▶ [Direction] Lines containing the word "Premise" should be extracted in full.

START Records to use

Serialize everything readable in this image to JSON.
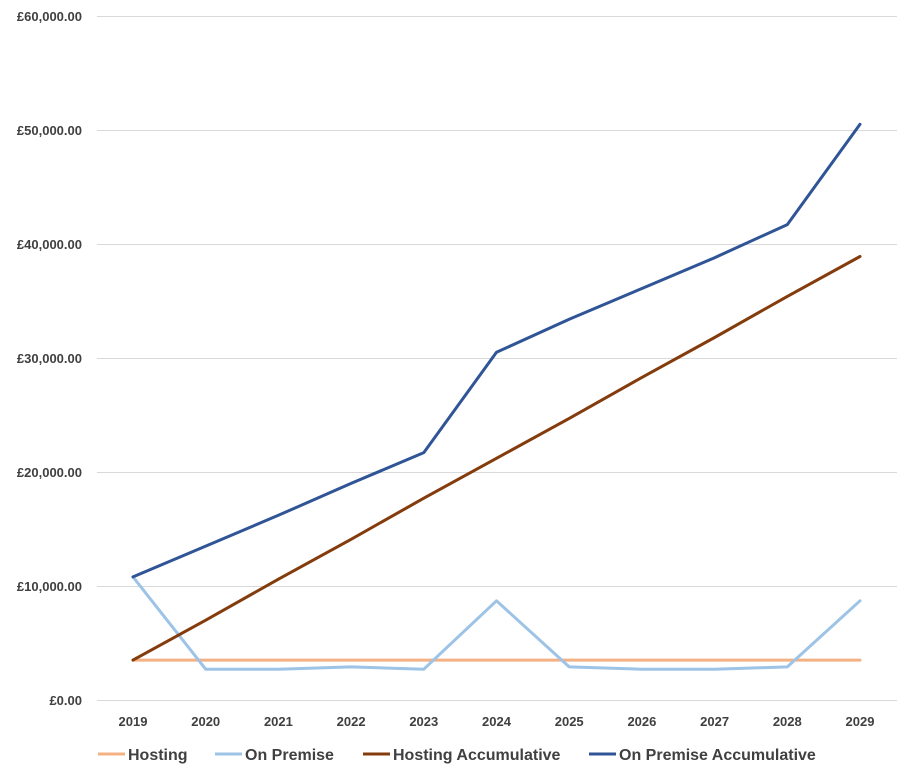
{
  "chart_data": {
    "type": "line",
    "title": "",
    "xlabel": "",
    "ylabel": "",
    "categories": [
      "2019",
      "2020",
      "2021",
      "2022",
      "2023",
      "2024",
      "2025",
      "2026",
      "2027",
      "2028",
      "2029"
    ],
    "ylim": [
      0,
      60000
    ],
    "yticks": [
      0,
      10000,
      20000,
      30000,
      40000,
      50000,
      60000
    ],
    "ytick_labels": [
      "£0.00",
      "£10,000.00",
      "£20,000.00",
      "£30,000.00",
      "£40,000.00",
      "£50,000.00",
      "£60,000.00"
    ],
    "grid": true,
    "legend_position": "bottom",
    "series": [
      {
        "name": "Hosting",
        "color": "#F4B183",
        "values": [
          3500,
          3500,
          3500,
          3500,
          3500,
          3500,
          3500,
          3500,
          3500,
          3500,
          3500
        ]
      },
      {
        "name": "On Premise",
        "color": "#9DC3E6",
        "values": [
          10800,
          2700,
          2700,
          2900,
          2700,
          8700,
          2900,
          2700,
          2700,
          2900,
          8700
        ]
      },
      {
        "name": "Hosting Accumulative",
        "color": "#843C0C",
        "values": [
          3500,
          7000,
          10600,
          14100,
          17700,
          21200,
          24700,
          28300,
          31800,
          35400,
          38900
        ]
      },
      {
        "name": "On Premise Accumulative",
        "color": "#2F5597",
        "values": [
          10800,
          13500,
          16200,
          19000,
          21700,
          30500,
          33400,
          36100,
          38800,
          41700,
          50500
        ]
      }
    ]
  }
}
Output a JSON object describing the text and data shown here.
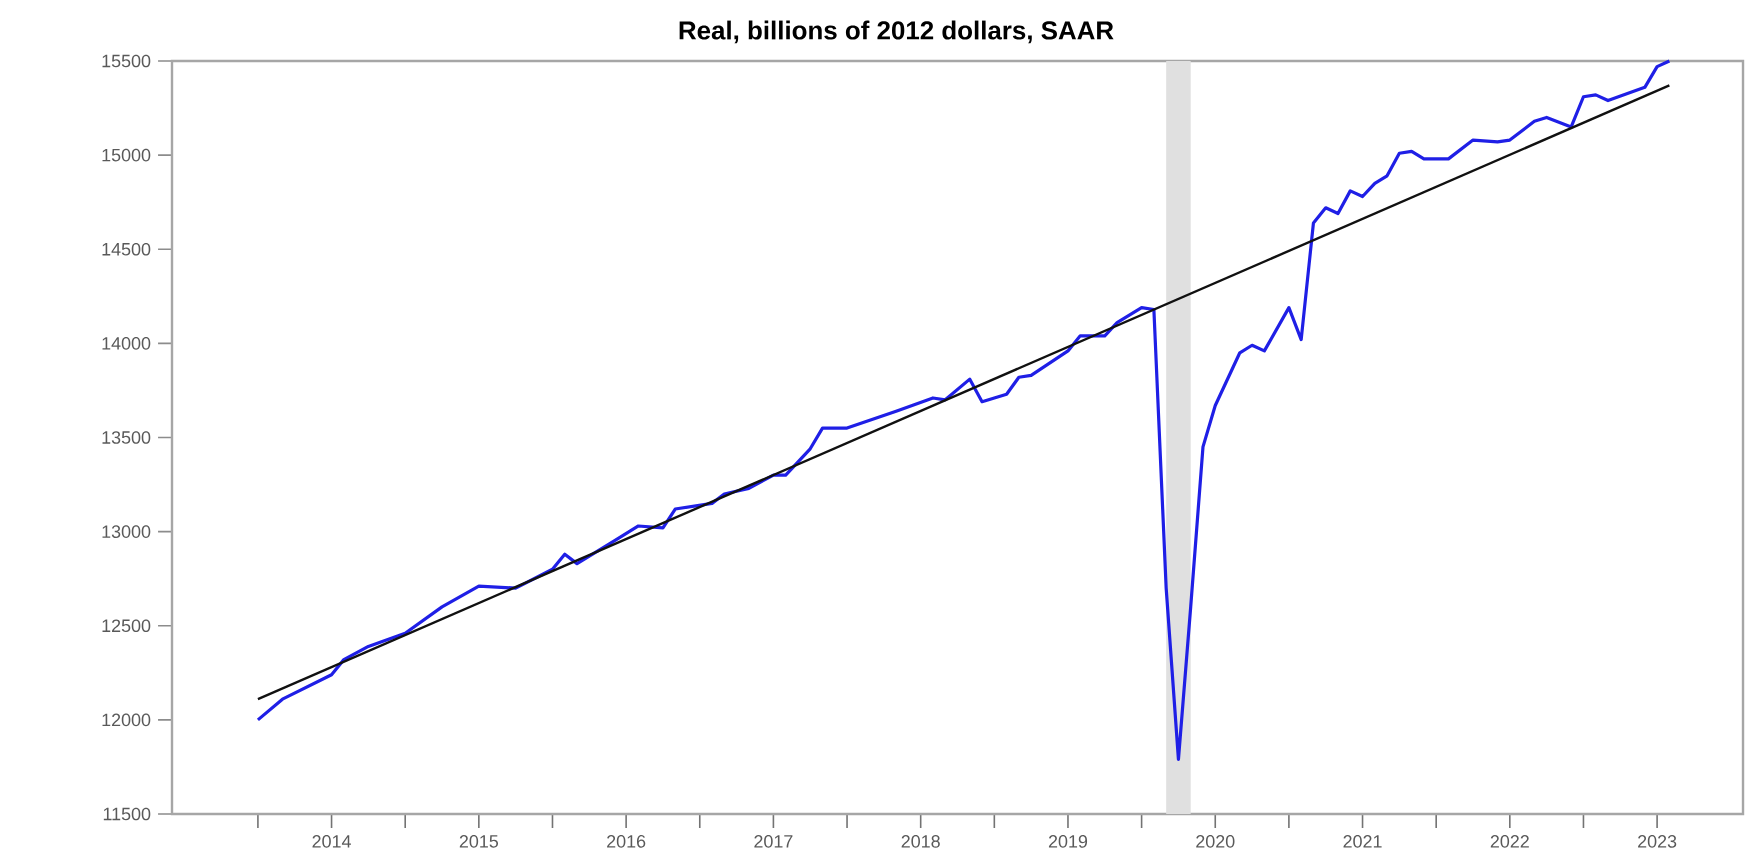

END Records to use

▶ [The output]
        "name": "On Premise",
        "name": "On Premise Accumulative",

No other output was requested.